WRITTEN PROBLEM: Write out the data below in full. Keep it exact.
Begin SUPPLIED RECORDS
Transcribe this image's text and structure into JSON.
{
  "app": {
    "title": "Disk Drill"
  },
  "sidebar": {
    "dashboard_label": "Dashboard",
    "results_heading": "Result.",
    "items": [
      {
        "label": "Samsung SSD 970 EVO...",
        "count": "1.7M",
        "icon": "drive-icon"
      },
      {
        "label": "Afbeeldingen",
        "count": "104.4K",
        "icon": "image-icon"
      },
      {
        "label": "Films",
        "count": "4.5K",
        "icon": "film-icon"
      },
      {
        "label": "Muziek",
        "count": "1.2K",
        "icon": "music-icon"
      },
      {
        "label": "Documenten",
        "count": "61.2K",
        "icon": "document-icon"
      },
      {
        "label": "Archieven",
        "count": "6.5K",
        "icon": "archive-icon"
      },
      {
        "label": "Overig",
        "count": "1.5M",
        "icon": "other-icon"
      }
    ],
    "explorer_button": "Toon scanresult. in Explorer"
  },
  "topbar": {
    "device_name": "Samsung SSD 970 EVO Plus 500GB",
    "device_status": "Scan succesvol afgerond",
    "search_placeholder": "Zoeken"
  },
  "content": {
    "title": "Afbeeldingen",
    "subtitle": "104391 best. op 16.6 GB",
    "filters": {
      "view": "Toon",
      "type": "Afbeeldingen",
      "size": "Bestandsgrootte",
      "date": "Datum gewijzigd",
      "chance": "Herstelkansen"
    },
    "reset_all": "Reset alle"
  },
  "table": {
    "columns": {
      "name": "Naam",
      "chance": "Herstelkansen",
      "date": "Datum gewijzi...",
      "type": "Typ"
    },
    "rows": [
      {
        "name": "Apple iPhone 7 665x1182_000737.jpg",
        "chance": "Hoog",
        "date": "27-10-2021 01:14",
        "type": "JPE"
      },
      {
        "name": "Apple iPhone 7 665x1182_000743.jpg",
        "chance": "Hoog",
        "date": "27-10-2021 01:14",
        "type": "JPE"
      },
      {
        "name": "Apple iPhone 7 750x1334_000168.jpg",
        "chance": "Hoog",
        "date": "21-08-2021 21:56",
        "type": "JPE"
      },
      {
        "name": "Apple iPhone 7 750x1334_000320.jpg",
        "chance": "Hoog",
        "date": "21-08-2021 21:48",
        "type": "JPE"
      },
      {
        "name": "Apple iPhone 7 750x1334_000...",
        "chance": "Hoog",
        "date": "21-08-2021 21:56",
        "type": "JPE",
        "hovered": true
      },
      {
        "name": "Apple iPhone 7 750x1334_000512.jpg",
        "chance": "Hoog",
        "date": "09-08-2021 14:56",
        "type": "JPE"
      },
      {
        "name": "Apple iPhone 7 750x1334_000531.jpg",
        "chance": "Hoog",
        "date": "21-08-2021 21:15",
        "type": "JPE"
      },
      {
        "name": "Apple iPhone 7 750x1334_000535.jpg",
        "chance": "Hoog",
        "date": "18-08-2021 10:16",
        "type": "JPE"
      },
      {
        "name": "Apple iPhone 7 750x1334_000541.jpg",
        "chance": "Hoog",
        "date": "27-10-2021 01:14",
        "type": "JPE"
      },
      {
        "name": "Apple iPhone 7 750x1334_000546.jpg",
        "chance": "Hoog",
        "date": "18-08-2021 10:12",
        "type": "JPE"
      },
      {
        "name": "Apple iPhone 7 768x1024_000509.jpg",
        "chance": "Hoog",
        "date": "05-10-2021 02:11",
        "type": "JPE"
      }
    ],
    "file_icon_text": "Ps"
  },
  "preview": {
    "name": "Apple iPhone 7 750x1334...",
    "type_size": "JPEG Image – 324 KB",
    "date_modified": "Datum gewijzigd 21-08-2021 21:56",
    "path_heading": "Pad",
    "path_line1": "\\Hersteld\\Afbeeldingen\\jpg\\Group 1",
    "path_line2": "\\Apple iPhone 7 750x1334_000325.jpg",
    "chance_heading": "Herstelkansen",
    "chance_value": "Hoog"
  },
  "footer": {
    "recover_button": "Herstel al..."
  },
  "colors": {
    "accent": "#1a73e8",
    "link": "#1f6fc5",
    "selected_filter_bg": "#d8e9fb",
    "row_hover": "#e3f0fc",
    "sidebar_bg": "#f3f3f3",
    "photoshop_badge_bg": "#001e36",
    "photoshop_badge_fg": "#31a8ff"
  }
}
End SUPPLIED RECORDS
FULL OUTPUT:
Transcribe this image's text and structure into JSON.
{
  "app": {
    "title": "Disk Drill"
  },
  "sidebar": {
    "dashboard_label": "Dashboard",
    "results_heading": "Result.",
    "items": [
      {
        "label": "Samsung SSD 970 EVO...",
        "count": "1.7M",
        "icon": "drive-icon"
      },
      {
        "label": "Afbeeldingen",
        "count": "104.4K",
        "icon": "image-icon"
      },
      {
        "label": "Films",
        "count": "4.5K",
        "icon": "film-icon"
      },
      {
        "label": "Muziek",
        "count": "1.2K",
        "icon": "music-icon"
      },
      {
        "label": "Documenten",
        "count": "61.2K",
        "icon": "document-icon"
      },
      {
        "label": "Archieven",
        "count": "6.5K",
        "icon": "archive-icon"
      },
      {
        "label": "Overig",
        "count": "1.5M",
        "icon": "other-icon"
      }
    ],
    "explorer_button": "Toon scanresult. in Explorer"
  },
  "topbar": {
    "device_name": "Samsung SSD 970 EVO Plus 500GB",
    "device_status": "Scan succesvol afgerond",
    "search_placeholder": "Zoeken"
  },
  "content": {
    "title": "Afbeeldingen",
    "subtitle": "104391 best. op 16.6 GB",
    "filters": {
      "view": "Toon",
      "type": "Afbeeldingen",
      "size": "Bestandsgrootte",
      "date": "Datum gewijzigd",
      "chance": "Herstelkansen"
    },
    "reset_all": "Reset alle"
  },
  "table": {
    "columns": {
      "name": "Naam",
      "chance": "Herstelkansen",
      "date": "Datum gewijzi...",
      "type": "Typ"
    },
    "rows": [
      {
        "name": "Apple iPhone 7 665x1182_000737.jpg",
        "chance": "Hoog",
        "date": "27-10-2021 01:14",
        "type": "JPE"
      },
      {
        "name": "Apple iPhone 7 665x1182_000743.jpg",
        "chance": "Hoog",
        "date": "27-10-2021 01:14",
        "type": "JPE"
      },
      {
        "name": "Apple iPhone 7 750x1334_000168.jpg",
        "chance": "Hoog",
        "date": "21-08-2021 21:56",
        "type": "JPE"
      },
      {
        "name": "Apple iPhone 7 750x1334_000320.jpg",
        "chance": "Hoog",
        "date": "21-08-2021 21:48",
        "type": "JPE"
      },
      {
        "name": "Apple iPhone 7 750x1334_000...",
        "chance": "Hoog",
        "date": "21-08-2021 21:56",
        "type": "JPE",
        "hovered": true
      },
      {
        "name": "Apple iPhone 7 750x1334_000512.jpg",
        "chance": "Hoog",
        "date": "09-08-2021 14:56",
        "type": "JPE"
      },
      {
        "name": "Apple iPhone 7 750x1334_000531.jpg",
        "chance": "Hoog",
        "date": "21-08-2021 21:15",
        "type": "JPE"
      },
      {
        "name": "Apple iPhone 7 750x1334_000535.jpg",
        "chance": "Hoog",
        "date": "18-08-2021 10:16",
        "type": "JPE"
      },
      {
        "name": "Apple iPhone 7 750x1334_000541.jpg",
        "chance": "Hoog",
        "date": "27-10-2021 01:14",
        "type": "JPE"
      },
      {
        "name": "Apple iPhone 7 750x1334_000546.jpg",
        "chance": "Hoog",
        "date": "18-08-2021 10:12",
        "type": "JPE"
      },
      {
        "name": "Apple iPhone 7 768x1024_000509.jpg",
        "chance": "Hoog",
        "date": "05-10-2021 02:11",
        "type": "JPE"
      }
    ],
    "file_icon_text": "Ps"
  },
  "preview": {
    "name": "Apple iPhone 7 750x1334...",
    "type_size": "JPEG Image – 324 KB",
    "date_modified": "Datum gewijzigd 21-08-2021 21:56",
    "path_heading": "Pad",
    "path_line1": "\\Hersteld\\Afbeeldingen\\jpg\\Group 1",
    "path_line2": "\\Apple iPhone 7 750x1334_000325.jpg",
    "chance_heading": "Herstelkansen",
    "chance_value": "Hoog"
  },
  "footer": {
    "recover_button": "Herstel al..."
  },
  "colors": {
    "accent": "#1a73e8",
    "link": "#1f6fc5",
    "selected_filter_bg": "#d8e9fb",
    "row_hover": "#e3f0fc",
    "sidebar_bg": "#f3f3f3",
    "photoshop_badge_bg": "#001e36",
    "photoshop_badge_fg": "#31a8ff"
  }
}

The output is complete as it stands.